◆ Input:
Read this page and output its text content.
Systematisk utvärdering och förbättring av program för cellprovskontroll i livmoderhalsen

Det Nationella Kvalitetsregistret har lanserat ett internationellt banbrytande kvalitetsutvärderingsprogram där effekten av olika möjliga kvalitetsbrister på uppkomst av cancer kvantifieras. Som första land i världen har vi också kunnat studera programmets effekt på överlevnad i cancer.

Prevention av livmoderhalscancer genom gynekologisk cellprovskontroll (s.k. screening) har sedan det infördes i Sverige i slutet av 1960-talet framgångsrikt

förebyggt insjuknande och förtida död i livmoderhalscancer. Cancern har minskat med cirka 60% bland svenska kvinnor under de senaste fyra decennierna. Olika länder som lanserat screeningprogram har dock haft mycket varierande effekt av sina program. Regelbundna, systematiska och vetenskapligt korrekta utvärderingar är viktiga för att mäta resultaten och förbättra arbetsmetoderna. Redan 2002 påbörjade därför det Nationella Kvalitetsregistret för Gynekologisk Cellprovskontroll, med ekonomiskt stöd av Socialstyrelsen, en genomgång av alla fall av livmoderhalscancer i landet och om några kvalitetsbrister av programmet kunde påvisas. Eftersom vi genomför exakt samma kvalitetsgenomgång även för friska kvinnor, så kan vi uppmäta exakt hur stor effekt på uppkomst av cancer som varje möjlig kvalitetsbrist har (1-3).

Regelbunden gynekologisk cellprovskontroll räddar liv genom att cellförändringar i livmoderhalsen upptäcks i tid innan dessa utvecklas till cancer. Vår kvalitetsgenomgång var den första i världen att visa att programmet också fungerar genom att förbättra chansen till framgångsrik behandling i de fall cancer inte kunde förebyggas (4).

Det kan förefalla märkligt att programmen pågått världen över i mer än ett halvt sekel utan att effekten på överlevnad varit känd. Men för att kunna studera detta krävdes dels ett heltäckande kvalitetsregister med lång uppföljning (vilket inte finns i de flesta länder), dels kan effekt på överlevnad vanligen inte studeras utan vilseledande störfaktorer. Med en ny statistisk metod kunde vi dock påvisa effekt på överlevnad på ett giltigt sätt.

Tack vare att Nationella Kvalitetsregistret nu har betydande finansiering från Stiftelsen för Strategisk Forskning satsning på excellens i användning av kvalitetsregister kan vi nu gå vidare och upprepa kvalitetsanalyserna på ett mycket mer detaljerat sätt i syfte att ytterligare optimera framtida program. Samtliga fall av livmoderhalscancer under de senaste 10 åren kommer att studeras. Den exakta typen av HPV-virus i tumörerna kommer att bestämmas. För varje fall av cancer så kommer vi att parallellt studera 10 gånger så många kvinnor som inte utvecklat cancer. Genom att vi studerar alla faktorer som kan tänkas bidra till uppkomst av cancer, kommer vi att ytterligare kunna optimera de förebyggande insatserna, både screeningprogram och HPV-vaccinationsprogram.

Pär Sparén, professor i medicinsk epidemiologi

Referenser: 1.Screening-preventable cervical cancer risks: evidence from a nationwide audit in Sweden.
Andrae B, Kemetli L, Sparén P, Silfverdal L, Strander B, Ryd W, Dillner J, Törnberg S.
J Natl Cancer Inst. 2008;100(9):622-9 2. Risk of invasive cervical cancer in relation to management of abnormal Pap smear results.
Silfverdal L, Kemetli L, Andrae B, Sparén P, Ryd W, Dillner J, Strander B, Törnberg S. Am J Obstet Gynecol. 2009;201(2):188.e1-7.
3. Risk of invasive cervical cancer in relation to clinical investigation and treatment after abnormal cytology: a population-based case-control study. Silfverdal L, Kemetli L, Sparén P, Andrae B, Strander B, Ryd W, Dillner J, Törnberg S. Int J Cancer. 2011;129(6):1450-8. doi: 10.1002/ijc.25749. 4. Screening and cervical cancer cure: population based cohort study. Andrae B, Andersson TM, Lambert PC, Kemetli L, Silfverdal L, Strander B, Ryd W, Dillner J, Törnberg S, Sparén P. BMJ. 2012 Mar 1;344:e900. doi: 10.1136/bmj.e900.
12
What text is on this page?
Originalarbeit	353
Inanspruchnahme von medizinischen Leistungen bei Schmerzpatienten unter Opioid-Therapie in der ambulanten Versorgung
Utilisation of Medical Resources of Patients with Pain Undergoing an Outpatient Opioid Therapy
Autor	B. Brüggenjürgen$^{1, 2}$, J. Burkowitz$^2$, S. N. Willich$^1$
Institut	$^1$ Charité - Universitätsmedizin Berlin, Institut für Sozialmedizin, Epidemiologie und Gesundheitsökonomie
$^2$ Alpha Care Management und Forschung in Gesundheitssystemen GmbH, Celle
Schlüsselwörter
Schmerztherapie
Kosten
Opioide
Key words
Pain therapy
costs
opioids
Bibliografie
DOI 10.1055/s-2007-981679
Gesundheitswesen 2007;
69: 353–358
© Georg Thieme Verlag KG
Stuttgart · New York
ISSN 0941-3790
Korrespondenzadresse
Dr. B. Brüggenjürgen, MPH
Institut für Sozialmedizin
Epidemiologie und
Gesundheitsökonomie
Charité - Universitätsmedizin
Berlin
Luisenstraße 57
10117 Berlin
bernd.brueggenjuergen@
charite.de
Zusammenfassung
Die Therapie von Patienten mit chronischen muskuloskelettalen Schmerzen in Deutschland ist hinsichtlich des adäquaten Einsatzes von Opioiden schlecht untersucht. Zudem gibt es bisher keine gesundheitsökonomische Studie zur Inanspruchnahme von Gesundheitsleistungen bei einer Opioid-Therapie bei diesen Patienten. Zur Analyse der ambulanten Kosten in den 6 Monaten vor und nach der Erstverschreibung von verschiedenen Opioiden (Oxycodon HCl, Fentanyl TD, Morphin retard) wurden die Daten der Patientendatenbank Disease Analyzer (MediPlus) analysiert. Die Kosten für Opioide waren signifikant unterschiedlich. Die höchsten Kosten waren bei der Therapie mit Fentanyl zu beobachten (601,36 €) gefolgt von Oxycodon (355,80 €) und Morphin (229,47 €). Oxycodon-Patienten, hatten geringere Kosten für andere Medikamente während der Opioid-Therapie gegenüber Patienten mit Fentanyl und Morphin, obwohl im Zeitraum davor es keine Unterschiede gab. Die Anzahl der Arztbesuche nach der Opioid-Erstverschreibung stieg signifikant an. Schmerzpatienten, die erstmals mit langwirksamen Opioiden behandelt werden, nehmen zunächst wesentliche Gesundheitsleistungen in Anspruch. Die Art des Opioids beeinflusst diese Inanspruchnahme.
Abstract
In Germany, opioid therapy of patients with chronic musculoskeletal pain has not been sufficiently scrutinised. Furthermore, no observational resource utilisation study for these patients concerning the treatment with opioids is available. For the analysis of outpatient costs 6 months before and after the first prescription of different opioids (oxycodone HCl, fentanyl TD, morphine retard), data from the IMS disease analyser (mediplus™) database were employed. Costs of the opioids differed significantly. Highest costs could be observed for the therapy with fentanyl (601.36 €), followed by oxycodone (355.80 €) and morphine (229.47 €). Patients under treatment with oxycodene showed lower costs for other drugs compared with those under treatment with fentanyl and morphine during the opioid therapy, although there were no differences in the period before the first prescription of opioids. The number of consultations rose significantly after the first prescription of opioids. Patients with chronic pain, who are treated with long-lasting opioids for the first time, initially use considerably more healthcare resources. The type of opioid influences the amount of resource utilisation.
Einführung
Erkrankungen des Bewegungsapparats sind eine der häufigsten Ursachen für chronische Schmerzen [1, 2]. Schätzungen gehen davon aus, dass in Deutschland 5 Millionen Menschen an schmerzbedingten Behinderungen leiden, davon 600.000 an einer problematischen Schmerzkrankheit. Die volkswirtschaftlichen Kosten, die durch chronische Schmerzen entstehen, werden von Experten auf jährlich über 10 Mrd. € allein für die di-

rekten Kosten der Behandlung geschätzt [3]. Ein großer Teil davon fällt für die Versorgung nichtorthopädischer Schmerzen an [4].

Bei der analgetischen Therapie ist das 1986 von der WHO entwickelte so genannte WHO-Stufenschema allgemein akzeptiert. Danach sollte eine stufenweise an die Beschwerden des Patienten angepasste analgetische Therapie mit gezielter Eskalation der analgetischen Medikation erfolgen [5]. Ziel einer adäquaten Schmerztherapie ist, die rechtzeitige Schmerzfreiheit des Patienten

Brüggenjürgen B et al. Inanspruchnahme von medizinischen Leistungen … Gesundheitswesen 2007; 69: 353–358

◆ Exercise details: Lines that hold "Gesundheitswesen" are the ones to copy, so pick each out from the data.

◆ Answer for this exercise:
Gesundheitswesen 2007;
Brüggenjürgen B et al. Inanspruchnahme von medizinischen Leistungen … Gesundheitswesen 2007; 69: 353–358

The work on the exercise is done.